Find how many lines hold the word "Disk" and give that number only.

Collected data entries
* * * *
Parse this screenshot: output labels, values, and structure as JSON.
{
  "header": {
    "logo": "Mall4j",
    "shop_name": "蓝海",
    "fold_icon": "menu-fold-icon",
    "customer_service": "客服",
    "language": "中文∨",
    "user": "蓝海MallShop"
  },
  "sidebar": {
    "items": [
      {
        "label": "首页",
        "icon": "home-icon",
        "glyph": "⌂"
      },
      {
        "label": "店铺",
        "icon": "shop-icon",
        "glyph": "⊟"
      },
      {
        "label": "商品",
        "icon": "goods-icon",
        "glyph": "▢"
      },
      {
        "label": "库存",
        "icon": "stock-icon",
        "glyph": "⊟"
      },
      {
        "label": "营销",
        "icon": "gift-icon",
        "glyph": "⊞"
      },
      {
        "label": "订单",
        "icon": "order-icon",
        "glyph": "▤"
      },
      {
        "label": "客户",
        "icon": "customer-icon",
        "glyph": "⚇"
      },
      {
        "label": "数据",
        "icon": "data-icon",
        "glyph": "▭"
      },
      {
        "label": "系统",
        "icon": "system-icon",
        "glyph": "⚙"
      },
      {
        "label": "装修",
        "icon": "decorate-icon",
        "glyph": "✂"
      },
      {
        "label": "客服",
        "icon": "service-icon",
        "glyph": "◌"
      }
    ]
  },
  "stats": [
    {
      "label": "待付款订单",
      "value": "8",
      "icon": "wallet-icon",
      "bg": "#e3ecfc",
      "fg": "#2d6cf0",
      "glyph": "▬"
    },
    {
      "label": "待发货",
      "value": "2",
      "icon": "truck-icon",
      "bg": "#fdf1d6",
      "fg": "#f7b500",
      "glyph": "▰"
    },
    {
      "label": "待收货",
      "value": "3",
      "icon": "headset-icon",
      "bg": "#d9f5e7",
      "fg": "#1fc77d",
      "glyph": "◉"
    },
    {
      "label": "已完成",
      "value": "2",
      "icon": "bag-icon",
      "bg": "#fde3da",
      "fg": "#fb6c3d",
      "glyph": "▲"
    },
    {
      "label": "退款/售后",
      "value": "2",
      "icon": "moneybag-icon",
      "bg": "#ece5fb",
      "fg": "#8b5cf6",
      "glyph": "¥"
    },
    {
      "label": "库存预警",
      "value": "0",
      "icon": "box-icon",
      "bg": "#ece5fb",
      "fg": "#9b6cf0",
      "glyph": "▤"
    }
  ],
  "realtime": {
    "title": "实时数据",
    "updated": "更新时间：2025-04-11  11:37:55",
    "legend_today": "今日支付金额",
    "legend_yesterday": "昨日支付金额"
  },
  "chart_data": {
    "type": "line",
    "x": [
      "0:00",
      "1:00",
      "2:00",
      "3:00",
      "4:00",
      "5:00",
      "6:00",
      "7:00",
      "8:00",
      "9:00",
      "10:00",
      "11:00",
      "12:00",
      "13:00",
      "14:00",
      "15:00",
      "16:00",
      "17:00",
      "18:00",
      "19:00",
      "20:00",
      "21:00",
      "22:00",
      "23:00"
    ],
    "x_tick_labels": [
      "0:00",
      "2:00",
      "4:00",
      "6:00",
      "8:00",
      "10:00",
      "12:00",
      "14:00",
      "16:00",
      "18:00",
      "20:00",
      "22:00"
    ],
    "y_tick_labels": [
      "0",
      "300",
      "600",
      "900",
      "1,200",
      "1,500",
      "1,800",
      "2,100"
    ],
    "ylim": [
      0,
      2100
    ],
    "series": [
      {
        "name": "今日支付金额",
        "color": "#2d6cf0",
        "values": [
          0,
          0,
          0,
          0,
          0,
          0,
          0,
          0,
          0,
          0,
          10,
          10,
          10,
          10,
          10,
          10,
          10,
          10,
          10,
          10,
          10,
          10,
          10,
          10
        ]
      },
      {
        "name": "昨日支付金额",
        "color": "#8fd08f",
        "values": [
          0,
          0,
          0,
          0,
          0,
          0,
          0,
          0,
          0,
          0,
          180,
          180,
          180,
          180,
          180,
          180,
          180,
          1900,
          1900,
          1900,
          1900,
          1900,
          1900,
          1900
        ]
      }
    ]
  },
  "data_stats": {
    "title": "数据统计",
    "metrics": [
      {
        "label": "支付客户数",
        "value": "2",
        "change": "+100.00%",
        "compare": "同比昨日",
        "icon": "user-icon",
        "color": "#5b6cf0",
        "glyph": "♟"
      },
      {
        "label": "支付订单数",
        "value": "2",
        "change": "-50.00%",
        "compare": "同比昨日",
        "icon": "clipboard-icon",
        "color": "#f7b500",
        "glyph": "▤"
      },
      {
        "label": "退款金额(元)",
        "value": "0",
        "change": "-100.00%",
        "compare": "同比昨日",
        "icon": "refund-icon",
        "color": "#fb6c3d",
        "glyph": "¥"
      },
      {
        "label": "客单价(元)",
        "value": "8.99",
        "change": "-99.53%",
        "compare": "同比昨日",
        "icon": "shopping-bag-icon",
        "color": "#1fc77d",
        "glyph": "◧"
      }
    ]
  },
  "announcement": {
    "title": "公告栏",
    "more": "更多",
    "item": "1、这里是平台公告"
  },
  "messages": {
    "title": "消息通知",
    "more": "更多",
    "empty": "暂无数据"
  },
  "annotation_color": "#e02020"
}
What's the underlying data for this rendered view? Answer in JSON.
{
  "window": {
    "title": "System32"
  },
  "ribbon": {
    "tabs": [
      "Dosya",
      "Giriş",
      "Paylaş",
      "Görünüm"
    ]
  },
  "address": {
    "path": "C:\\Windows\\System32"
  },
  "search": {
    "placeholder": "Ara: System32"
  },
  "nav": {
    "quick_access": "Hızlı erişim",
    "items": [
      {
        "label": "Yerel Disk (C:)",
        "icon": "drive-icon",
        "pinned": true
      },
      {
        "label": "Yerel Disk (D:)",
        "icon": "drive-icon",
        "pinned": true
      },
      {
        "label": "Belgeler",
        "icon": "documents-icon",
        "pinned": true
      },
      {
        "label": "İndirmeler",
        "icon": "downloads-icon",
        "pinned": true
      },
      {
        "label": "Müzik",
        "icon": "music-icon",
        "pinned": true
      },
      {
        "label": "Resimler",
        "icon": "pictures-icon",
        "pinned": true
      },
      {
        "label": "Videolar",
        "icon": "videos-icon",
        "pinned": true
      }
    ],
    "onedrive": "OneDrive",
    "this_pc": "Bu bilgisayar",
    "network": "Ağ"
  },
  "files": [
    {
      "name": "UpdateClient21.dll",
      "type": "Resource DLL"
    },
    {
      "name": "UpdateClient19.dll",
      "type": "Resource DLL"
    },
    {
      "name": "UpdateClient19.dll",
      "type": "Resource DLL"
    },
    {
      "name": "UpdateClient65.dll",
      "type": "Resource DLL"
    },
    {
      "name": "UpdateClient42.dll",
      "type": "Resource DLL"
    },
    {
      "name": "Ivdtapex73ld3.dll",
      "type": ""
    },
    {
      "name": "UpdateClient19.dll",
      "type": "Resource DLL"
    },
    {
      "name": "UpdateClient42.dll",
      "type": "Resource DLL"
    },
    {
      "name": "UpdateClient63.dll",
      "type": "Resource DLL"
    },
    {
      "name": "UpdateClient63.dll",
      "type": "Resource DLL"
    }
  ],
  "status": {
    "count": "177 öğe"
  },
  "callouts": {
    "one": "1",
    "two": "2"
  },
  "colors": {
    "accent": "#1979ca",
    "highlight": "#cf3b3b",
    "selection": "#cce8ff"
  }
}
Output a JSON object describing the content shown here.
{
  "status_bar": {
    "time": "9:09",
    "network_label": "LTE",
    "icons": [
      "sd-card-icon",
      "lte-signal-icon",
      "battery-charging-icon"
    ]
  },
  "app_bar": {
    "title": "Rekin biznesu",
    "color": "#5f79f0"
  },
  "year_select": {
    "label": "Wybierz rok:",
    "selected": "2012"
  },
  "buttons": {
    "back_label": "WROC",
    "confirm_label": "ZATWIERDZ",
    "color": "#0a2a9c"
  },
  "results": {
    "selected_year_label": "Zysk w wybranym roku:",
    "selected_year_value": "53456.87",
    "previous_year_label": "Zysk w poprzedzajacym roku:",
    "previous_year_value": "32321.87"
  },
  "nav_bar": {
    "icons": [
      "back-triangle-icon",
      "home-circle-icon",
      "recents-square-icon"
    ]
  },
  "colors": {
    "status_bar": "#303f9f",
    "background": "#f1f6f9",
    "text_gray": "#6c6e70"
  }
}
* * * *
• _FULL SOLUTION_
2